Report how many lines of the listing below include the word "规范性附录". Give nothing but the number.

BEGIN Records for this task

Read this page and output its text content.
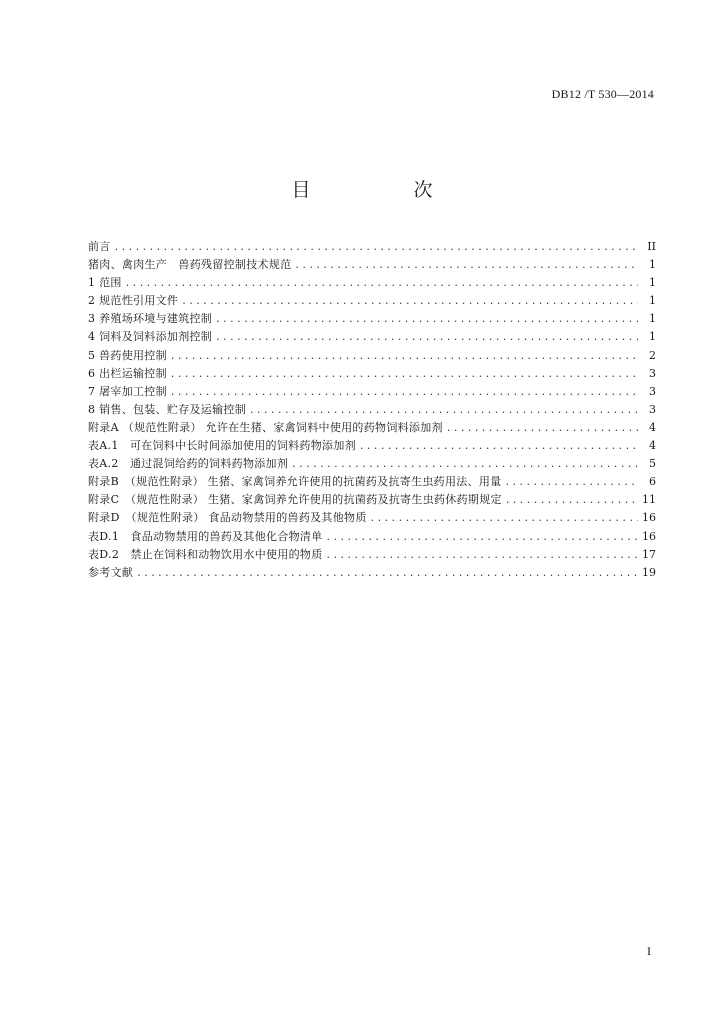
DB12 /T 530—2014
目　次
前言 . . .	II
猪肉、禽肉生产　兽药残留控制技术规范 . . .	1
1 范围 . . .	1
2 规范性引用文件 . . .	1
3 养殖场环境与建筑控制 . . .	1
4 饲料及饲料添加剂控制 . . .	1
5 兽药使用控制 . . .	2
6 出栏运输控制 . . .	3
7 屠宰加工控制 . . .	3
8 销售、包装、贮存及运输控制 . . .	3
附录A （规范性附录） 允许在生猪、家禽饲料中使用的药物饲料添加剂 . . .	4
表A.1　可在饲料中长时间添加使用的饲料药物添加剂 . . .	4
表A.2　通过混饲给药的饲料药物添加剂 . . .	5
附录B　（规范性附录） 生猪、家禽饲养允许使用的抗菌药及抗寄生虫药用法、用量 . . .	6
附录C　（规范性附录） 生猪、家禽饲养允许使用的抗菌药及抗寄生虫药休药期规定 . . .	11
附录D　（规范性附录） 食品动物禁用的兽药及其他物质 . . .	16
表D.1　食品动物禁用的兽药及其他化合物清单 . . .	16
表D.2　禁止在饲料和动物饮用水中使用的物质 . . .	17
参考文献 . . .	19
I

END Records for this task
BEGIN Records for this task

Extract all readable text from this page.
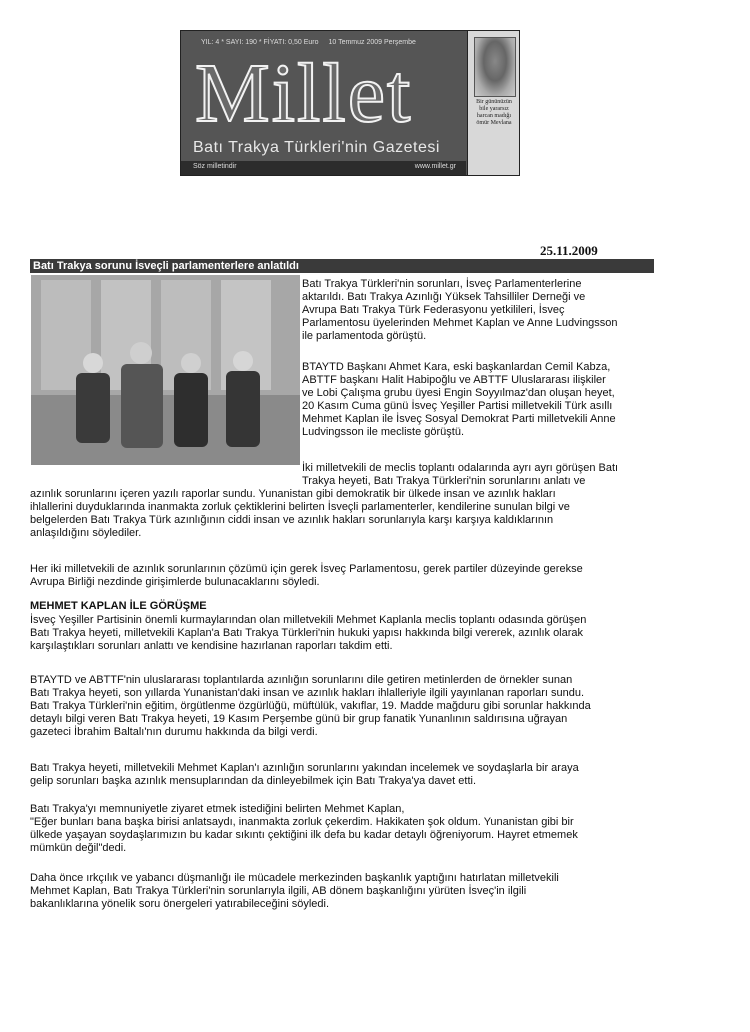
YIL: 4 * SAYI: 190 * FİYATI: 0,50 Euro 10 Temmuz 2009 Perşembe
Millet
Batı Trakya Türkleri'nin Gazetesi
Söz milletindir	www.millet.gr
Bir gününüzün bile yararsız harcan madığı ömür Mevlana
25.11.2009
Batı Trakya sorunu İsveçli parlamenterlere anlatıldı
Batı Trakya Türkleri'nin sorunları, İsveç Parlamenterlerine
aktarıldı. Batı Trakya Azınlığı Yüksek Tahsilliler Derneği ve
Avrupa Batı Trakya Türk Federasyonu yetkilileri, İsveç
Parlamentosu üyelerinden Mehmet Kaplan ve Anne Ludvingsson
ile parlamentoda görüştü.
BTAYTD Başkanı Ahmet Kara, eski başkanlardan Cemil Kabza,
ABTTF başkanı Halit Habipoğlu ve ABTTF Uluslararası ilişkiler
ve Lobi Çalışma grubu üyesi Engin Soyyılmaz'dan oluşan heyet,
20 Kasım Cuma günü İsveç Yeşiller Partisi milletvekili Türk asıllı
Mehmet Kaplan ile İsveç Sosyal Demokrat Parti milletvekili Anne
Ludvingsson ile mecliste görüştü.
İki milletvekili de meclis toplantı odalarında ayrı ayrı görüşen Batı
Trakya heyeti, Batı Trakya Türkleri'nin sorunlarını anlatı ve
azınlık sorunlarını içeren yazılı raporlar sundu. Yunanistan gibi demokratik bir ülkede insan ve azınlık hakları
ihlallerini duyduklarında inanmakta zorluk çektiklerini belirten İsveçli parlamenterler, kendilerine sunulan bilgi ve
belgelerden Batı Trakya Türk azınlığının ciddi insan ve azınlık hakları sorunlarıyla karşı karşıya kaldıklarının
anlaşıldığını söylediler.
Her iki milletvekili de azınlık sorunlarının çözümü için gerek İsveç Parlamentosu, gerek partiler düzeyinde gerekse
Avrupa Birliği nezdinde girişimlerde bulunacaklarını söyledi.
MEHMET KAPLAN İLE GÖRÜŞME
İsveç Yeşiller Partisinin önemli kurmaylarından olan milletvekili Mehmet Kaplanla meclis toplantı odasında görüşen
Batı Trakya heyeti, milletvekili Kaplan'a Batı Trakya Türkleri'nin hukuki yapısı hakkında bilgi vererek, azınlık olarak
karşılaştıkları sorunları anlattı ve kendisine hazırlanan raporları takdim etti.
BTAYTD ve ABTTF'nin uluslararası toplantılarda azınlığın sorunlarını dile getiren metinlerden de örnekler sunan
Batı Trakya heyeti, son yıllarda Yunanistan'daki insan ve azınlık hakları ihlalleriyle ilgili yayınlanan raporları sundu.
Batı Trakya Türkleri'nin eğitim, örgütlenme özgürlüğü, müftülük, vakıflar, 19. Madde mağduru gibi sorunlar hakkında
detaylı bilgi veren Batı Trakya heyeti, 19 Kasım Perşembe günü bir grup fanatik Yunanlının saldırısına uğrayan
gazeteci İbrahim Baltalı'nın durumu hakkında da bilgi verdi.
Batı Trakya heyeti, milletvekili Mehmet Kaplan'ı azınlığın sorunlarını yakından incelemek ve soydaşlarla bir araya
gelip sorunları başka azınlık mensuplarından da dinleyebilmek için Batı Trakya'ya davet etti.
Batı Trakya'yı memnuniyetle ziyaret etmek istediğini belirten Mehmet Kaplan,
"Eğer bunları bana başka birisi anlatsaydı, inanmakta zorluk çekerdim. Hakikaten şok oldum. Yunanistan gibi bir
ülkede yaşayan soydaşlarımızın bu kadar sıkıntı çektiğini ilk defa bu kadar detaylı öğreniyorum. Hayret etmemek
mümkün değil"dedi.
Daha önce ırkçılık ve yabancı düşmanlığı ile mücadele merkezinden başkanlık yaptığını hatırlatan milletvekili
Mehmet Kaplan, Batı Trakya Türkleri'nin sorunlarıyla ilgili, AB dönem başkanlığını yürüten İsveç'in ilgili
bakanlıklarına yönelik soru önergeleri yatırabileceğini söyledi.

END Records for this task

Answer: 4